Extracted data entries
╔══

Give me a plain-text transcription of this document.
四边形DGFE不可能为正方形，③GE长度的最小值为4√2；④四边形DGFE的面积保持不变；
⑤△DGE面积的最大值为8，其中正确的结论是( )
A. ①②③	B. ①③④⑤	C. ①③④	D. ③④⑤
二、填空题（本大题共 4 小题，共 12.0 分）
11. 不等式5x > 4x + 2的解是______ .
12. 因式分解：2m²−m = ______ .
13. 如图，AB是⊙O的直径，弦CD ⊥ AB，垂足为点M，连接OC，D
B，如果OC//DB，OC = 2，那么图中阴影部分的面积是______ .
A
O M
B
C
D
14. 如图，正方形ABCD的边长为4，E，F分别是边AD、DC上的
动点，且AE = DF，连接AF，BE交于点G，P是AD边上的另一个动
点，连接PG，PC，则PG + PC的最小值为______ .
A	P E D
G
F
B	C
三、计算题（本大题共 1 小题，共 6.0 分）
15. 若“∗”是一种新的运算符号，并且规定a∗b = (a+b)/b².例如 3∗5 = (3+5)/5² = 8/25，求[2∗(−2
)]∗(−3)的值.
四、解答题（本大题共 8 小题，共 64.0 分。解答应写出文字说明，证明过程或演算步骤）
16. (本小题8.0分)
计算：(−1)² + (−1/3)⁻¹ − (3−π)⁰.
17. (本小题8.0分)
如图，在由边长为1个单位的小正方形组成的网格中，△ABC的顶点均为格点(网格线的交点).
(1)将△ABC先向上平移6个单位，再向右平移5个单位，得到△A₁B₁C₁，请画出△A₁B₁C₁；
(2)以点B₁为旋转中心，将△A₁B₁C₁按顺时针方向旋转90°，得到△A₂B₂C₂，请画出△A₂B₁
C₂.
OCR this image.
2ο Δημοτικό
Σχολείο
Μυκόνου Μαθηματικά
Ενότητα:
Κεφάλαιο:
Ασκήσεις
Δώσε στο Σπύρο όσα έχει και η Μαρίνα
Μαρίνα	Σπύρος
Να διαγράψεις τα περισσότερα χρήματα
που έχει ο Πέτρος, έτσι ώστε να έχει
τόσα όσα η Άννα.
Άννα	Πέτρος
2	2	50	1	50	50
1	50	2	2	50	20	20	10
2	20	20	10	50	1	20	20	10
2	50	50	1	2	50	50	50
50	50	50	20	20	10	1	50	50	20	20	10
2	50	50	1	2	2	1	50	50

╚══

• [Required work] All lines above with "έχει" in them should be returned.

• [Solved problem]
Δώσε στο Σπύρο όσα έχει και η Μαρίνα
που έχει ο Πέτρος, έτσι ώστε να έχει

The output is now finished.